START Given data

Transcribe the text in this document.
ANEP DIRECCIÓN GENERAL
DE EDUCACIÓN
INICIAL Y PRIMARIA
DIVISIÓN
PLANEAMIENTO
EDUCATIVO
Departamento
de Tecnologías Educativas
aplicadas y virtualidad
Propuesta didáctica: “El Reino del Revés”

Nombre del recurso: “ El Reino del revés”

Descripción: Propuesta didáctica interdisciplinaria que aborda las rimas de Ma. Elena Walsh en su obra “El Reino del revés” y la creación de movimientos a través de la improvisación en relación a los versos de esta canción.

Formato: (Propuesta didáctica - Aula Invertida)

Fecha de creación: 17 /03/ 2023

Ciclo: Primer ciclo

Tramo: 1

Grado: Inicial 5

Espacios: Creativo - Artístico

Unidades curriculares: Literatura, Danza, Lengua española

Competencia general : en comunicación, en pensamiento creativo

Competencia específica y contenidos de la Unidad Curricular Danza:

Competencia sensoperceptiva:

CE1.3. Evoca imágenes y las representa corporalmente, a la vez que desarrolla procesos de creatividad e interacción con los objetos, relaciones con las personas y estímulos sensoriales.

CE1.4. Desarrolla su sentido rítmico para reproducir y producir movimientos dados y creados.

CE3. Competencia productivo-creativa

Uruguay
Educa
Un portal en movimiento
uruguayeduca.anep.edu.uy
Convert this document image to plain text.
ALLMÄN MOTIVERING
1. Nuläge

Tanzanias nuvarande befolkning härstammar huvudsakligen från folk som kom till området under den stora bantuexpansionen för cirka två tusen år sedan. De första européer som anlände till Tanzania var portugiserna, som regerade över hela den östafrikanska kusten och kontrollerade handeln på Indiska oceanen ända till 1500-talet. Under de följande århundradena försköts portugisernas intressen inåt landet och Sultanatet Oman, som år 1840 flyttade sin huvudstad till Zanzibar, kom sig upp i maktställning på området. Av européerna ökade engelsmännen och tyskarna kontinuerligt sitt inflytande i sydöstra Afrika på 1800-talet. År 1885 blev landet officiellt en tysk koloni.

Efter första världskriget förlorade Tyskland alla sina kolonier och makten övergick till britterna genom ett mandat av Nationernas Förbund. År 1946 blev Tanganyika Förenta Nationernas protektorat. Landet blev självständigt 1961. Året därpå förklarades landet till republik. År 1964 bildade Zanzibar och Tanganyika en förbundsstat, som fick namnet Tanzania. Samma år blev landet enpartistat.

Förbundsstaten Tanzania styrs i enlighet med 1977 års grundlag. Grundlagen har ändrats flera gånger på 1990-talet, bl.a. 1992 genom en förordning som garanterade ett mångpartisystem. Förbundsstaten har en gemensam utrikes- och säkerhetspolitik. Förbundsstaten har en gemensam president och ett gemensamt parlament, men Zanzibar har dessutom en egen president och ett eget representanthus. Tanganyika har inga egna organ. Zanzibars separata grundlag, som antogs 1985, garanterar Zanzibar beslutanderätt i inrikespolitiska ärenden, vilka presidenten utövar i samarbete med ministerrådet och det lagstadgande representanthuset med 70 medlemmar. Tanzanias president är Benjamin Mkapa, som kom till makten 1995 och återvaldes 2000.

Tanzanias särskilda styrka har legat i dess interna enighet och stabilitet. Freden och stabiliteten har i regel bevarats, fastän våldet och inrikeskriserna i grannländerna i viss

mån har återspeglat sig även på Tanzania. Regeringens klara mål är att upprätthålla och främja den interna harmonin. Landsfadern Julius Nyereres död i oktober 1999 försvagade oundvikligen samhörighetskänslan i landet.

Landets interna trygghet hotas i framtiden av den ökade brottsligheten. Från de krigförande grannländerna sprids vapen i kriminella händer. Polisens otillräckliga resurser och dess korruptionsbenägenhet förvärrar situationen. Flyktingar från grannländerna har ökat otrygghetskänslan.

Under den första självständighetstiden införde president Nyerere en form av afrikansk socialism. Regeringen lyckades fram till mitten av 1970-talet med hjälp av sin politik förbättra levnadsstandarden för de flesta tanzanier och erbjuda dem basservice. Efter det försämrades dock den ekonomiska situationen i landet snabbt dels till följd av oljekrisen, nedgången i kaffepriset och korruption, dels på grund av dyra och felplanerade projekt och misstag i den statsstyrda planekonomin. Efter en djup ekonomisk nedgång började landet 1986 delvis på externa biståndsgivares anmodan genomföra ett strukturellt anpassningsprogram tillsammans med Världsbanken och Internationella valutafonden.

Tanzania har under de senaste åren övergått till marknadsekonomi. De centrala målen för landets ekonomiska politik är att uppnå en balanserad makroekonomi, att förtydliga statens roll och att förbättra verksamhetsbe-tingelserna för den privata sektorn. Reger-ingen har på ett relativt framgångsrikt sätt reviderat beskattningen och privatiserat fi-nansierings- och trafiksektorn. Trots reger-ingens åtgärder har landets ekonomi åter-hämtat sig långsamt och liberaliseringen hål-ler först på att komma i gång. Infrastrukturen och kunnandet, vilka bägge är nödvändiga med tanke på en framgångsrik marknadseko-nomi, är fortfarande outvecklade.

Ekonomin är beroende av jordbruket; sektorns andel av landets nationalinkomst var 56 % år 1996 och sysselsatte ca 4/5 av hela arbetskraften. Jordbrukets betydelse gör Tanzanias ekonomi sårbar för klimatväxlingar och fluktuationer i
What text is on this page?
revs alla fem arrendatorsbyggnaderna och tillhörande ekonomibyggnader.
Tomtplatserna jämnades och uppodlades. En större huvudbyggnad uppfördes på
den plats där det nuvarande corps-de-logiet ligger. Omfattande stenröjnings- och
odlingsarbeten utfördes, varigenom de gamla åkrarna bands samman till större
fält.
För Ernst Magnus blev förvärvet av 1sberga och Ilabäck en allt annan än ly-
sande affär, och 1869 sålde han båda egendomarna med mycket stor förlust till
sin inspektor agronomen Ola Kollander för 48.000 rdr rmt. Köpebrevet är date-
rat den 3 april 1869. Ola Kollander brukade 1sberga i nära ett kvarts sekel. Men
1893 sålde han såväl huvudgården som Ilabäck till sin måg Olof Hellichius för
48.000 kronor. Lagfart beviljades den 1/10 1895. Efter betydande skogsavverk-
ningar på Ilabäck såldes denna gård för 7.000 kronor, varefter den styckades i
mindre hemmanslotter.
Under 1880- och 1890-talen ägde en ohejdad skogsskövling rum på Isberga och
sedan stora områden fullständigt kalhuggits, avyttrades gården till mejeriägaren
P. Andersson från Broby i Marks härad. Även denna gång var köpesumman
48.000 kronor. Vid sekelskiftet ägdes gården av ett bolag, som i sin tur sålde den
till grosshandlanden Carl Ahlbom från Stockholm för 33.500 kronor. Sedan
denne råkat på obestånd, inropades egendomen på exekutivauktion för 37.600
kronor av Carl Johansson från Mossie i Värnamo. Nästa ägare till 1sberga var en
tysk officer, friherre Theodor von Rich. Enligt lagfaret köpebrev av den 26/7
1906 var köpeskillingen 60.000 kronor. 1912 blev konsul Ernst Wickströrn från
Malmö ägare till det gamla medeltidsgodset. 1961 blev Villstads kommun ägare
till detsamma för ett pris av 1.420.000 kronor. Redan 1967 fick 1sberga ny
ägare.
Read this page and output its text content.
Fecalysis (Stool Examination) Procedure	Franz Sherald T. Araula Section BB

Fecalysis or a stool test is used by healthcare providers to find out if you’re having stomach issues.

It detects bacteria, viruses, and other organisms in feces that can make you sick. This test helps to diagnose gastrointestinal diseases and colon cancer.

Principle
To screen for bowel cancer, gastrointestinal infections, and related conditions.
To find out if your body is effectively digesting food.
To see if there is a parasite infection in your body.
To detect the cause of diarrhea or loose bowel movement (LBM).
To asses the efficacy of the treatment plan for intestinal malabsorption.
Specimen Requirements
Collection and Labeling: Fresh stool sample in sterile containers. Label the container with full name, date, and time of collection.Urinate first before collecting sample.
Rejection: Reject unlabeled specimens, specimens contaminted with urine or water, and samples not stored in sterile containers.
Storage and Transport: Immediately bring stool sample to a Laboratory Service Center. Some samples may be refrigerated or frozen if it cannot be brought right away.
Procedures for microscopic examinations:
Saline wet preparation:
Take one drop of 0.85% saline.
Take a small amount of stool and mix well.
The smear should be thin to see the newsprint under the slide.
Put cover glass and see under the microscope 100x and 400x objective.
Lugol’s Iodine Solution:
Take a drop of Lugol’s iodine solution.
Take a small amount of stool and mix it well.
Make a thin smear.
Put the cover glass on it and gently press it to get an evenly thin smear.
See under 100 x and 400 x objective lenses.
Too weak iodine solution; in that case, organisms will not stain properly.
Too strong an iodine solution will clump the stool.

END Given data

Look through the listing, and copy each line in which the string "will" turns up.

Too weak iodine solution; in that case, organisms will not stain properly.
Too strong an iodine solution will clump the stool.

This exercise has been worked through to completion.